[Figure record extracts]
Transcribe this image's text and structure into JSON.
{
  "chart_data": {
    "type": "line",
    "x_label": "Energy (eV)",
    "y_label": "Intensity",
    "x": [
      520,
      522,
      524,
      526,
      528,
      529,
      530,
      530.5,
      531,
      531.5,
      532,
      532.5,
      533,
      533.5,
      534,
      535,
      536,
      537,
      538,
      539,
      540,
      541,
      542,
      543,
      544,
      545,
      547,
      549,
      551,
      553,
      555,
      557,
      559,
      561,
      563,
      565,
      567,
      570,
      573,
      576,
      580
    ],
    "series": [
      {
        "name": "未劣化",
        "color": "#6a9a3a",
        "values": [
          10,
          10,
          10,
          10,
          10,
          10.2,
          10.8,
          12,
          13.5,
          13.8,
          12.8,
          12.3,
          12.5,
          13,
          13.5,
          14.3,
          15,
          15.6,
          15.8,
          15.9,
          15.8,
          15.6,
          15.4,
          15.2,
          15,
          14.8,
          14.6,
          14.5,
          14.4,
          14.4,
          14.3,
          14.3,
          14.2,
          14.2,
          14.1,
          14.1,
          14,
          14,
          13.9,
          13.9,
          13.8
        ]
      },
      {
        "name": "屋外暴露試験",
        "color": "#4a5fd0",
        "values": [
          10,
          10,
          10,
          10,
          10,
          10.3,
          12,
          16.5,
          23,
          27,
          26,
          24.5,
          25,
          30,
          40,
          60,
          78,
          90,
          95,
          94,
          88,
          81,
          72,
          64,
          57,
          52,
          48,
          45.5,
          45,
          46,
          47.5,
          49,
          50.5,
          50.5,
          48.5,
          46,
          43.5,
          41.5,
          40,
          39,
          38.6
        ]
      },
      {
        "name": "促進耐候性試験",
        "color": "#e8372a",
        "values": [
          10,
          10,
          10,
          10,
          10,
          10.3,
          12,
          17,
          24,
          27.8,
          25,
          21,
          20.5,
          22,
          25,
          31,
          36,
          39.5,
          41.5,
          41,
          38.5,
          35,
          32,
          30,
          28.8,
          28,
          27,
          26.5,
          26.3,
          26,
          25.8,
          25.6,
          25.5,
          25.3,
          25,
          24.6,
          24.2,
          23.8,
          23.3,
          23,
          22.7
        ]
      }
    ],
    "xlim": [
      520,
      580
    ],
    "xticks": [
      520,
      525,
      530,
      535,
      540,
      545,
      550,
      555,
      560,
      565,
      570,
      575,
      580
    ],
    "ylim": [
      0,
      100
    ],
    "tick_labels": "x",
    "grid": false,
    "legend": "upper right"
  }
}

**Task statement**
Without omitting anything, output the entries exactly.

**Final result**
Transcribe this image's text and structure into JSON.
{
  "chart_data": {
    "type": "line",
    "x_label": "Energy (eV)",
    "y_label": "Intensity",
    "x": [
      520,
      522,
      524,
      526,
      528,
      529,
      530,
      530.5,
      531,
      531.5,
      532,
      532.5,
      533,
      533.5,
      534,
      535,
      536,
      537,
      538,
      539,
      540,
      541,
      542,
      543,
      544,
      545,
      547,
      549,
      551,
      553,
      555,
      557,
      559,
      561,
      563,
      565,
      567,
      570,
      573,
      576,
      580
    ],
    "series": [
      {
        "name": "未劣化",
        "color": "#6a9a3a",
        "values": [
          10,
          10,
          10,
          10,
          10,
          10.2,
          10.8,
          12,
          13.5,
          13.8,
          12.8,
          12.3,
          12.5,
          13,
          13.5,
          14.3,
          15,
          15.6,
          15.8,
          15.9,
          15.8,
          15.6,
          15.4,
          15.2,
          15,
          14.8,
          14.6,
          14.5,
          14.4,
          14.4,
          14.3,
          14.3,
          14.2,
          14.2,
          14.1,
          14.1,
          14,
          14,
          13.9,
          13.9,
          13.8
        ]
      },
      {
        "name": "屋外暴露試験",
        "color": "#4a5fd0",
        "values": [
          10,
          10,
          10,
          10,
          10,
          10.3,
          12,
          16.5,
          23,
          27,
          26,
          24.5,
          25,
          30,
          40,
          60,
          78,
          90,
          95,
          94,
          88,
          81,
          72,
          64,
          57,
          52,
          48,
          45.5,
          45,
          46,
          47.5,
          49,
          50.5,
          50.5,
          48.5,
          46,
          43.5,
          41.5,
          40,
          39,
          38.6
        ]
      },
      {
        "name": "促進耐候性試験",
        "color": "#e8372a",
        "values": [
          10,
          10,
          10,
          10,
          10,
          10.3,
          12,
          17,
          24,
          27.8,
          25,
          21,
          20.5,
          22,
          25,
          31,
          36,
          39.5,
          41.5,
          41,
          38.5,
          35,
          32,
          30,
          28.8,
          28,
          27,
          26.5,
          26.3,
          26,
          25.8,
          25.6,
          25.5,
          25.3,
          25,
          24.6,
          24.2,
          23.8,
          23.3,
          23,
          22.7
        ]
      }
    ],
    "xlim": [
      520,
      580
    ],
    "xticks": [
      520,
      525,
      530,
      535,
      540,
      545,
      550,
      555,
      560,
      565,
      570,
      575,
      580
    ],
    "ylim": [
      0,
      100
    ],
    "tick_labels": "x",
    "grid": false,
    "legend": "upper right"
  }
}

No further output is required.